Exercise task:
Copy out every line that contains "اسناد".

---------------

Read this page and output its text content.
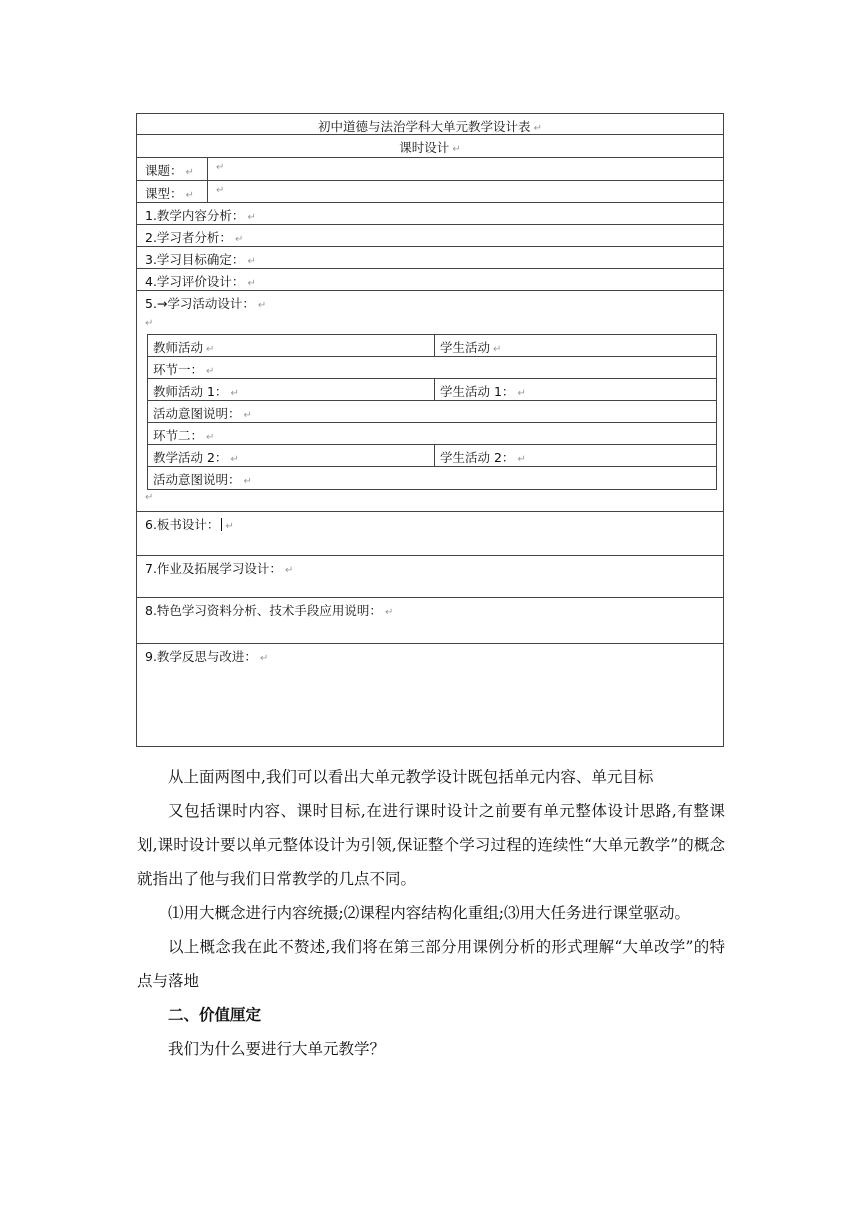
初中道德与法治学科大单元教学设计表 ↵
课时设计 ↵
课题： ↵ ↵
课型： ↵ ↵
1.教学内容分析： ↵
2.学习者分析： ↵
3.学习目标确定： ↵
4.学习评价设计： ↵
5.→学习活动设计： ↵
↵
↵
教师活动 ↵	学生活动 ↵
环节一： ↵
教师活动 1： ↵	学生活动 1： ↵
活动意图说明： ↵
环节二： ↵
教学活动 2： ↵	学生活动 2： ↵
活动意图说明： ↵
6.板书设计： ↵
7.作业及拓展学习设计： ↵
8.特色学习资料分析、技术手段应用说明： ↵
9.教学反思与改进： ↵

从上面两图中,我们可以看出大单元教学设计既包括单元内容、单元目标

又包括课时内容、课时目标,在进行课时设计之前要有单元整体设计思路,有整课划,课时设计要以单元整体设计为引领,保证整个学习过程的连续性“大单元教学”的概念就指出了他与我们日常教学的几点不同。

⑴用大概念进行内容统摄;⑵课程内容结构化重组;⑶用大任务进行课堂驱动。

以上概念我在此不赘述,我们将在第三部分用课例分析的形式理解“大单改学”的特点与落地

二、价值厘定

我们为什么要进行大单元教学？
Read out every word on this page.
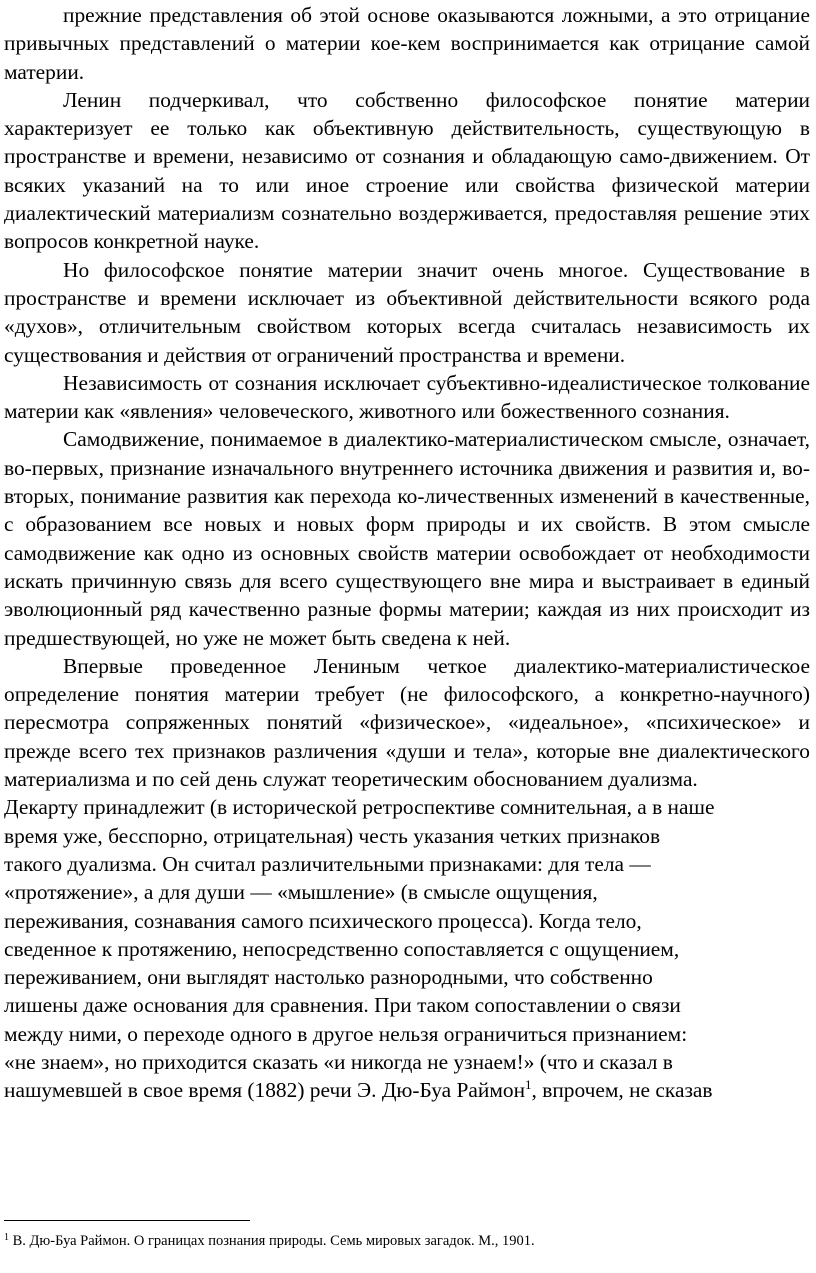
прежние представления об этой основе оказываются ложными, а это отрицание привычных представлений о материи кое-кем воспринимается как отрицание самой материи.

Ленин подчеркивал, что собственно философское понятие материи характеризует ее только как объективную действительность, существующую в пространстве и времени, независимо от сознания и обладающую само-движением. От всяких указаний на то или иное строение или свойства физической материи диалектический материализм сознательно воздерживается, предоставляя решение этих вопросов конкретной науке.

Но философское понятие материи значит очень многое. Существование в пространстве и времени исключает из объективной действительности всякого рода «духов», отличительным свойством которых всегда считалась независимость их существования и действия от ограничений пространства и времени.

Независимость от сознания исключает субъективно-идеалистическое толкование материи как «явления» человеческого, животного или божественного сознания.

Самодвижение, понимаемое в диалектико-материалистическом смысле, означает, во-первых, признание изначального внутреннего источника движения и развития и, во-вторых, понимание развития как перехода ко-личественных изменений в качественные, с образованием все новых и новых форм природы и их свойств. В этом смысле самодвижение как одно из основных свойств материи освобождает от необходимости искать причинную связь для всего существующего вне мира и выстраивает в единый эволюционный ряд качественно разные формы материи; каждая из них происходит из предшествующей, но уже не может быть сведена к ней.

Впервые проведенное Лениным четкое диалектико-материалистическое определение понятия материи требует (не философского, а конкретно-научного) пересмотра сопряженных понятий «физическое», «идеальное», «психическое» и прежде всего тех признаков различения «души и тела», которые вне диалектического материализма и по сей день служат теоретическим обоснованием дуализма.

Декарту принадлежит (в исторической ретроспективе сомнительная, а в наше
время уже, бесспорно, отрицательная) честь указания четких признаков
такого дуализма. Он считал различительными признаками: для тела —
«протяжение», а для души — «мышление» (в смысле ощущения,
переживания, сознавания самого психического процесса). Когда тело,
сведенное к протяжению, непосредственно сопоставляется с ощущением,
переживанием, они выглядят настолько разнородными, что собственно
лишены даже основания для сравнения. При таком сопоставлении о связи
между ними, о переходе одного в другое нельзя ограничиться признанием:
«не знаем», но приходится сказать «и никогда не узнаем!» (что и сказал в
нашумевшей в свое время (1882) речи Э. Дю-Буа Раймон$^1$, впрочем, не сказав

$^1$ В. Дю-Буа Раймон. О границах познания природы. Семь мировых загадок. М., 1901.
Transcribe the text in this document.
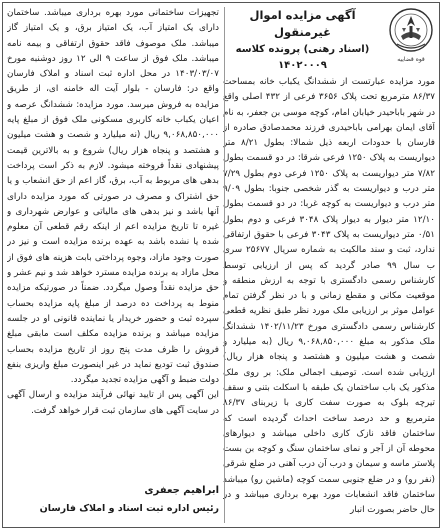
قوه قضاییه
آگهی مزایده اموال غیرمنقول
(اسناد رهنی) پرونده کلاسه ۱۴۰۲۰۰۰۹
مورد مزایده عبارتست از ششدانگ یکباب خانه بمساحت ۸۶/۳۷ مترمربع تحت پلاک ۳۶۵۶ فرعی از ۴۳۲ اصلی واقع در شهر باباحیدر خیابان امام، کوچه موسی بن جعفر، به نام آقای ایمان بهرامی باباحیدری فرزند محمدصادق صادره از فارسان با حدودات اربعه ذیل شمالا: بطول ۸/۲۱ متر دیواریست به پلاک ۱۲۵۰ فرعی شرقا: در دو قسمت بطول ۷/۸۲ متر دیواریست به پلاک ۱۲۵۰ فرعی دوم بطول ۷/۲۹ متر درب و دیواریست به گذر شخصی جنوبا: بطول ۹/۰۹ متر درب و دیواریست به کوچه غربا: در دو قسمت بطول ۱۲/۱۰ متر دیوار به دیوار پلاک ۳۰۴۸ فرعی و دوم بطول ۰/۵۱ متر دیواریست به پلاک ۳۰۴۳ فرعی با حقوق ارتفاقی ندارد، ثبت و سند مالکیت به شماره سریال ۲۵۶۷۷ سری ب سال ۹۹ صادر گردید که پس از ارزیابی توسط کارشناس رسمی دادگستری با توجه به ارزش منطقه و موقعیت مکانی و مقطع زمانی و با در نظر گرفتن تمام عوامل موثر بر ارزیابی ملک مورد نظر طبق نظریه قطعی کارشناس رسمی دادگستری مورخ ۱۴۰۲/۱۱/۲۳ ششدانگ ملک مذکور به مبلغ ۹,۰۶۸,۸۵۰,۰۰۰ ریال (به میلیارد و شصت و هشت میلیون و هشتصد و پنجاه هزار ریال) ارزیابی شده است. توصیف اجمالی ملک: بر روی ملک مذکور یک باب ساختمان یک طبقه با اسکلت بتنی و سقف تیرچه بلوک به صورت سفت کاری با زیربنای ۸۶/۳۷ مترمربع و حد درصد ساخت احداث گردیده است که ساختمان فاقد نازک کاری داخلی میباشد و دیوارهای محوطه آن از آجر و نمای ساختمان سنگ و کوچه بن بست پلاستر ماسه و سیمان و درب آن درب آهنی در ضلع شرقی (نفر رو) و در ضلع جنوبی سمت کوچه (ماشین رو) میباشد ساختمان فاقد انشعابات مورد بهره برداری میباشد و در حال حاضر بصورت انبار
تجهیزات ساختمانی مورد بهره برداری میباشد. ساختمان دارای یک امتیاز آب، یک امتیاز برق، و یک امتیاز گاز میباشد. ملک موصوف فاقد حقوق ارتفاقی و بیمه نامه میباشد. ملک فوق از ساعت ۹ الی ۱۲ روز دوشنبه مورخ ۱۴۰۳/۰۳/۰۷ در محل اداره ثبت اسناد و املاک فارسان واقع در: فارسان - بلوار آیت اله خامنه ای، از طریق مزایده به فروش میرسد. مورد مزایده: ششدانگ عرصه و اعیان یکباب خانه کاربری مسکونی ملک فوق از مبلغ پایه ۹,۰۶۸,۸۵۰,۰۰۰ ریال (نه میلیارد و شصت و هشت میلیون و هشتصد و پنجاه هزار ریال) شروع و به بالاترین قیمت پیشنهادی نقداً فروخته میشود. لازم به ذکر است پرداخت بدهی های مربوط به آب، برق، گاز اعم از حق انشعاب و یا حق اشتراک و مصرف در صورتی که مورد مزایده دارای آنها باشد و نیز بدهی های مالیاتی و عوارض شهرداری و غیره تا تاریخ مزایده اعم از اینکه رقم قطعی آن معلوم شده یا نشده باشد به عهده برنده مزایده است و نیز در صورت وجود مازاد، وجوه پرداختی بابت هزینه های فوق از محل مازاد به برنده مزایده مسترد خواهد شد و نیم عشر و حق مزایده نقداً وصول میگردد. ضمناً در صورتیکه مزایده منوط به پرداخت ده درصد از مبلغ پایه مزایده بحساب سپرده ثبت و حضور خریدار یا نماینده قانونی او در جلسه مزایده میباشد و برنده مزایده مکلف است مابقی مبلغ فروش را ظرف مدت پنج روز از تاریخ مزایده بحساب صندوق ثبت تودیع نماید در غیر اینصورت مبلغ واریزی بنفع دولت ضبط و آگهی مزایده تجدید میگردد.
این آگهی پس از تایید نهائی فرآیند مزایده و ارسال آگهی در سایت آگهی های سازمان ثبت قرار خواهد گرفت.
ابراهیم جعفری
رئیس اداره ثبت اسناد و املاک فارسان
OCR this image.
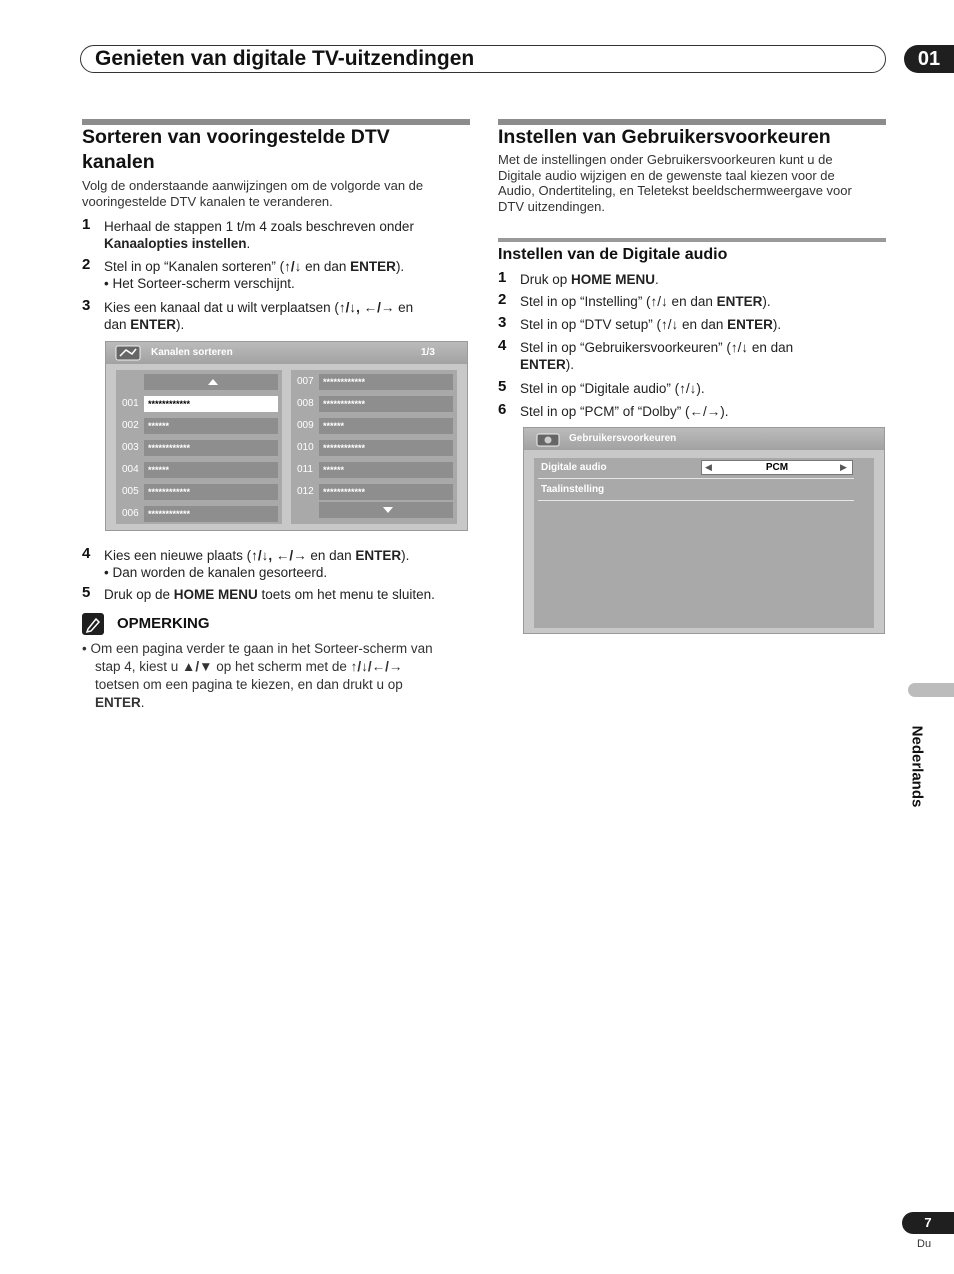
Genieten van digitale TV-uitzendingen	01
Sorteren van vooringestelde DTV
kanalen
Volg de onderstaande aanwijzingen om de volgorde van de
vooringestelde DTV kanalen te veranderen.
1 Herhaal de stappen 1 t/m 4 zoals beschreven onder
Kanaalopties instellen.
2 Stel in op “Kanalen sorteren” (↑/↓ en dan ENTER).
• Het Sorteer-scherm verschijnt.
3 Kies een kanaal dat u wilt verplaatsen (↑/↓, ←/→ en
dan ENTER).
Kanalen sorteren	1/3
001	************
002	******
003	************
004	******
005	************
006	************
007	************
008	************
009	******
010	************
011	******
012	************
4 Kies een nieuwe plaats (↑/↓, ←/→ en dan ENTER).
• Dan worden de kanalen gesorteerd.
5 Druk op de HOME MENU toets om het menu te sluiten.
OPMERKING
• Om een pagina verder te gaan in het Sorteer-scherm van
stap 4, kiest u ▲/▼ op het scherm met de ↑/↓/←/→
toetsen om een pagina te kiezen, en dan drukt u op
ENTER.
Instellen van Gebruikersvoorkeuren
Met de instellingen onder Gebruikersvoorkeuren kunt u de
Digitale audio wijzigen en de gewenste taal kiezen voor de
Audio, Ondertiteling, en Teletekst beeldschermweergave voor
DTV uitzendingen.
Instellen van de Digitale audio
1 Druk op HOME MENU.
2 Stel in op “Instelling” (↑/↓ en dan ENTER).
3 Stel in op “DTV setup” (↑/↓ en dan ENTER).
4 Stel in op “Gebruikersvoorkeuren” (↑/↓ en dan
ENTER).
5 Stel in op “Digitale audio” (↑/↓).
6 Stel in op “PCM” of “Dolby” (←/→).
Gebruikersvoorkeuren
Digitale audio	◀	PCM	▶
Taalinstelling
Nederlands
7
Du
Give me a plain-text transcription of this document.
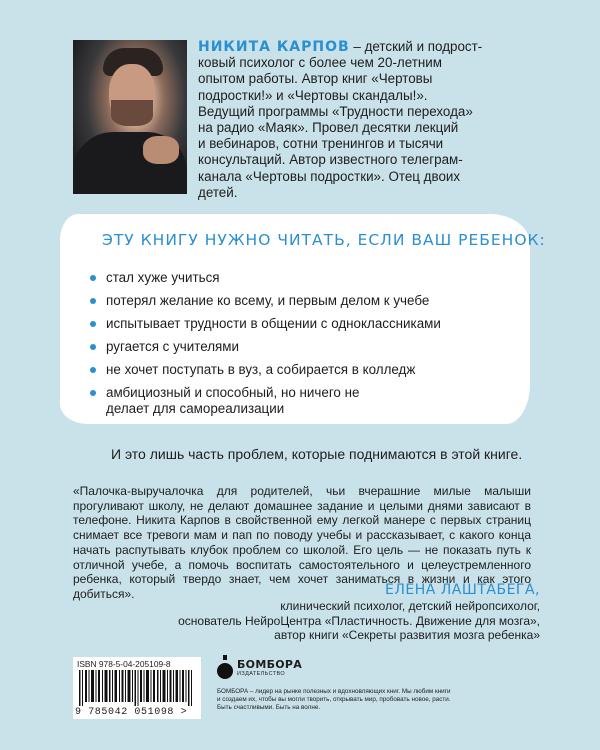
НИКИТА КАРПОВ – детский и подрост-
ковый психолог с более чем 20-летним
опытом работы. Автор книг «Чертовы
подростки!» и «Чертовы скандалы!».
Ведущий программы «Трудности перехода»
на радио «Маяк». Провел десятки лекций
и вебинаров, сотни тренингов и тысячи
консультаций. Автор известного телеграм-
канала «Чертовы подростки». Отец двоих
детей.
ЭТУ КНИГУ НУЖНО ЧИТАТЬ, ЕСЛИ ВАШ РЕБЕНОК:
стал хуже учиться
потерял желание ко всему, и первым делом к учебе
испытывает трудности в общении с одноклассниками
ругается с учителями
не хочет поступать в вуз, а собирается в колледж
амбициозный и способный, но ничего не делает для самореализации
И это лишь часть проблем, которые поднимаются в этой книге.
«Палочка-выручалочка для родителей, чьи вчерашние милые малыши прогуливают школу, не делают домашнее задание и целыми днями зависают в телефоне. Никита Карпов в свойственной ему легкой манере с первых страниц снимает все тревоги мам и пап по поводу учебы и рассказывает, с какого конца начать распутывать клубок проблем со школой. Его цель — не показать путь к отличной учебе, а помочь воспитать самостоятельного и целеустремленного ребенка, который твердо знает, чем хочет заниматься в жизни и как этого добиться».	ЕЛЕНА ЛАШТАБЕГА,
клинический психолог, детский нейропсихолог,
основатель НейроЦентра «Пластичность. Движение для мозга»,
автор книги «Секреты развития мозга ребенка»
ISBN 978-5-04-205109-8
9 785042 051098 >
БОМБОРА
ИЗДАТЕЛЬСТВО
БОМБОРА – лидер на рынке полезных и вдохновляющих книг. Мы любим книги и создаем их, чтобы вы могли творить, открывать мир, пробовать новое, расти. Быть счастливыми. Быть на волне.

---------------

Response to this exercise:
(اسناد رهنی) پرونده کلاسه ۱۴۰۲۰۰۰۹
تجهیزات ساختمانی مورد بهره برداری میباشد. ساختمان دارای یک امتیاز آب، یک امتیاز برق، و یک امتیاز گاز میباشد. ملک موصوف فاقد حقوق ارتفاقی و بیمه نامه میباشد. ملک فوق از ساعت ۹ الی ۱۲ روز دوشنبه مورخ ۱۴۰۳/۰۳/۰۷ در محل اداره ثبت اسناد و املاک فارسان واقع در: فارسان - بلوار آیت اله خامنه ای، از طریق مزایده به فروش میرسد. مورد مزایده: ششدانگ عرصه و اعیان یکباب خانه کاربری مسکونی ملک فوق از مبلغ پایه ۹,۰۶۸,۸۵۰,۰۰۰ ریال (نه میلیارد و شصت و هشت میلیون و هشتصد و پنجاه هزار ریال) شروع و به بالاترین قیمت پیشنهادی نقداً فروخته میشود. لازم به ذکر است پرداخت بدهی های مربوط به آب، برق، گاز اعم از حق انشعاب و یا حق اشتراک و مصرف در صورتی که مورد مزایده دارای آنها باشد و نیز بدهی های مالیاتی و عوارض شهرداری و غیره تا تاریخ مزایده اعم از اینکه رقم قطعی آن معلوم شده یا نشده باشد به عهده برنده مزایده است و نیز در صورت وجود مازاد، وجوه پرداختی بابت هزینه های فوق از محل مازاد به برنده مزایده مسترد خواهد شد و نیم عشر و حق مزایده نقداً وصول میگردد. ضمناً در صورتیکه مزایده منوط به پرداخت ده درصد از مبلغ پایه مزایده بحساب سپرده ثبت و حضور خریدار یا نماینده قانونی او در جلسه مزایده میباشد و برنده مزایده مکلف است مابقی مبلغ فروش را ظرف مدت پنج روز از تاریخ مزایده بحساب صندوق ثبت تودیع نماید در غیر اینصورت مبلغ واریزی بنفع دولت ضبط و آگهی مزایده تجدید میگردد.
رئیس اداره ثبت اسناد و املاک فارسان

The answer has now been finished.